Data entries for graphics
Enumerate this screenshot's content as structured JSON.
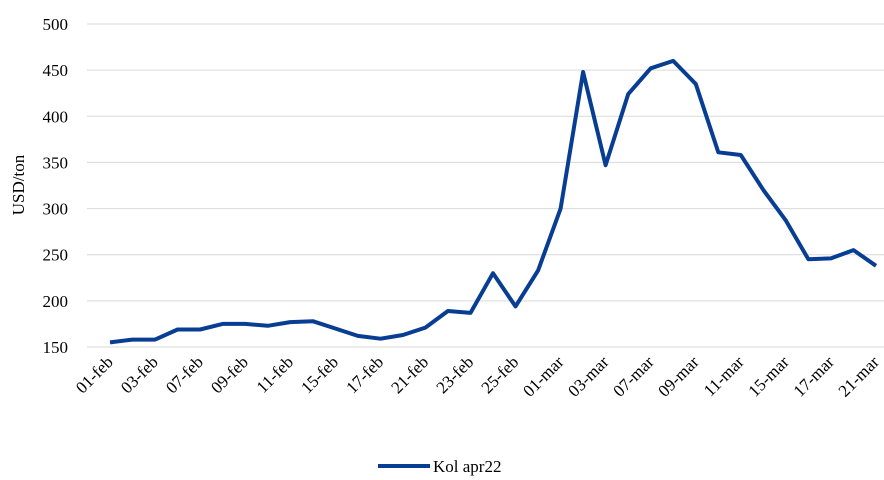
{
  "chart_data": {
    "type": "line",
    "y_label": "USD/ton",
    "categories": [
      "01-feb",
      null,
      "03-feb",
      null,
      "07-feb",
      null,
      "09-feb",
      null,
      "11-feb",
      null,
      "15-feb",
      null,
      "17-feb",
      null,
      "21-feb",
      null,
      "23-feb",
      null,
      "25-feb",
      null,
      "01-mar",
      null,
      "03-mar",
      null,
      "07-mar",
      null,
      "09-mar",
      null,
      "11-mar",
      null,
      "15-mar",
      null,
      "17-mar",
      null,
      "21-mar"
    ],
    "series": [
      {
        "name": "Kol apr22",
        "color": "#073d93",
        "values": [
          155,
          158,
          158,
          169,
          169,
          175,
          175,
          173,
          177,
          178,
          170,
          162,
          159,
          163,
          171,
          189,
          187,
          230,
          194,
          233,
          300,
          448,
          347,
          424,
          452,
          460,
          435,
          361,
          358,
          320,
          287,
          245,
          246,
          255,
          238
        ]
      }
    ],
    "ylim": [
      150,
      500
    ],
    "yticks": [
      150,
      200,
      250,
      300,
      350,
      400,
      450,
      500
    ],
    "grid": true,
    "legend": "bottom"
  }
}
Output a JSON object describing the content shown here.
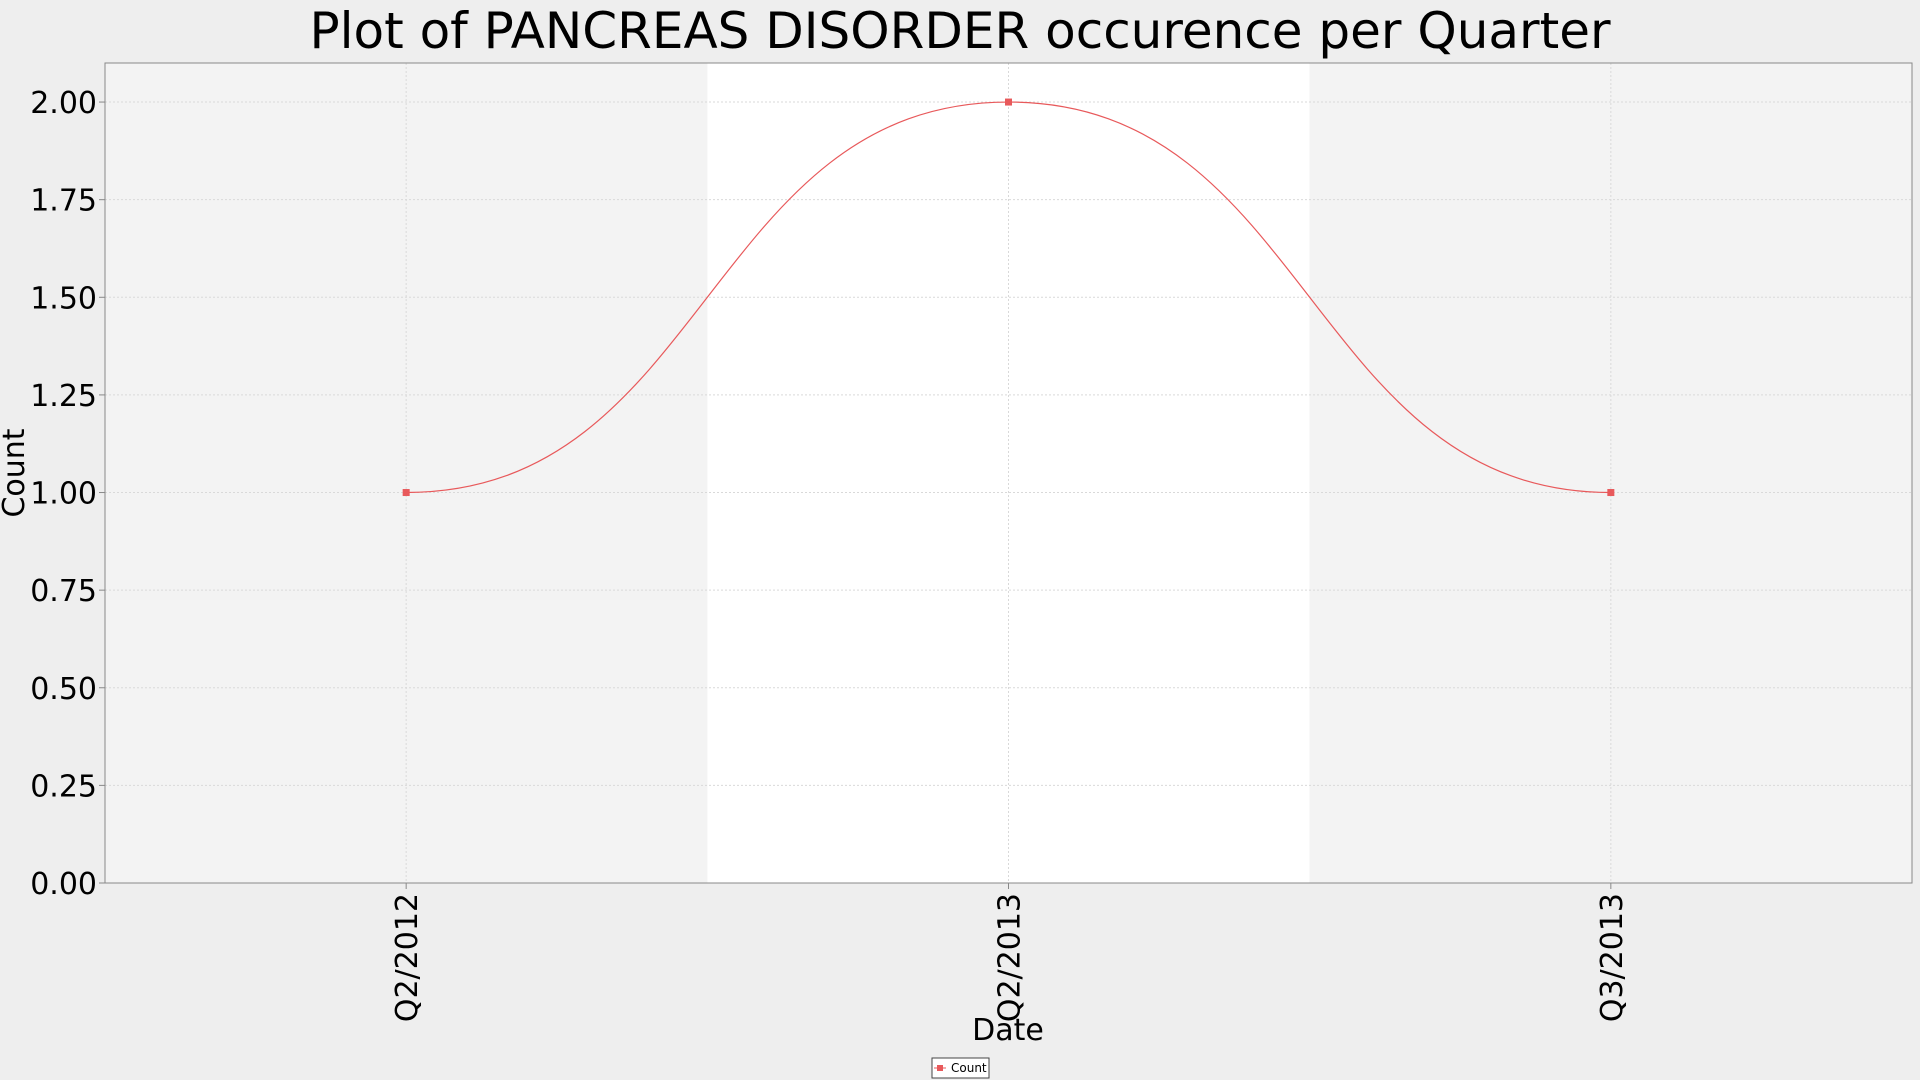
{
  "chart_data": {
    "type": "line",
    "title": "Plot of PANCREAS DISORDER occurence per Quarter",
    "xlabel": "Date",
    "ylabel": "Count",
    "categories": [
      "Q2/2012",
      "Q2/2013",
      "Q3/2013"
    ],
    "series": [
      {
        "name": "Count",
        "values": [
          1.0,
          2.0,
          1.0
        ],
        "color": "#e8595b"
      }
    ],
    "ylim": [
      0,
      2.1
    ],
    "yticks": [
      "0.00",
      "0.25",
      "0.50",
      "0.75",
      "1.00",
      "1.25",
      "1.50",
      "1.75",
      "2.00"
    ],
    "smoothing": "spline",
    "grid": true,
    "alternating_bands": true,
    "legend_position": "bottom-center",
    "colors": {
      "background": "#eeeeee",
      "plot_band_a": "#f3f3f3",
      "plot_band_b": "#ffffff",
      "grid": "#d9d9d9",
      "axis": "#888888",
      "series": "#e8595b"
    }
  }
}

### Aim of the exercise:
The pictures in the entries should be left out; output everything else exactly.

### Solved problem:
Enumerate this screenshot's content as structured JSON.
{
  "chart_data": {
    "type": "line",
    "y_label": "USD/ton",
    "categories": [
      "01-feb",
      null,
      "03-feb",
      null,
      "07-feb",
      null,
      "09-feb",
      null,
      "11-feb",
      null,
      "15-feb",
      null,
      "17-feb",
      null,
      "21-feb",
      null,
      "23-feb",
      null,
      "25-feb",
      null,
      "01-mar",
      null,
      "03-mar",
      null,
      "07-mar",
      null,
      "09-mar",
      null,
      "11-mar",
      null,
      "15-mar",
      null,
      "17-mar",
      null,
      "21-mar"
    ],
    "series": [
      {
        "name": "Kol apr22",
        "color": "#073d93",
        "values": [
          155,
          158,
          158,
          169,
          169,
          175,
          175,
          173,
          177,
          178,
          170,
          162,
          159,
          163,
          171,
          189,
          187,
          230,
          194,
          233,
          300,
          448,
          347,
          424,
          452,
          460,
          435,
          361,
          358,
          320,
          287,
          245,
          246,
          255,
          238
        ]
      }
    ],
    "ylim": [
      150,
      500
    ],
    "yticks": [
      150,
      200,
      250,
      300,
      350,
      400,
      450,
      500
    ],
    "grid": true,
    "legend": "bottom"
  }
}
Output a JSON object describing the content shown here.
{
  "chart_data": {
    "type": "line",
    "title": "Plot of PANCREAS DISORDER occurence per Quarter",
    "xlabel": "Date",
    "ylabel": "Count",
    "categories": [
      "Q2/2012",
      "Q2/2013",
      "Q3/2013"
    ],
    "series": [
      {
        "name": "Count",
        "values": [
          1.0,
          2.0,
          1.0
        ],
        "color": "#e8595b"
      }
    ],
    "ylim": [
      0,
      2.1
    ],
    "yticks": [
      "0.00",
      "0.25",
      "0.50",
      "0.75",
      "1.00",
      "1.25",
      "1.50",
      "1.75",
      "2.00"
    ],
    "smoothing": "spline",
    "grid": true,
    "alternating_bands": true,
    "legend_position": "bottom-center",
    "colors": {
      "background": "#eeeeee",
      "plot_band_a": "#f3f3f3",
      "plot_band_b": "#ffffff",
      "grid": "#d9d9d9",
      "axis": "#888888",
      "series": "#e8595b"
    }
  }
}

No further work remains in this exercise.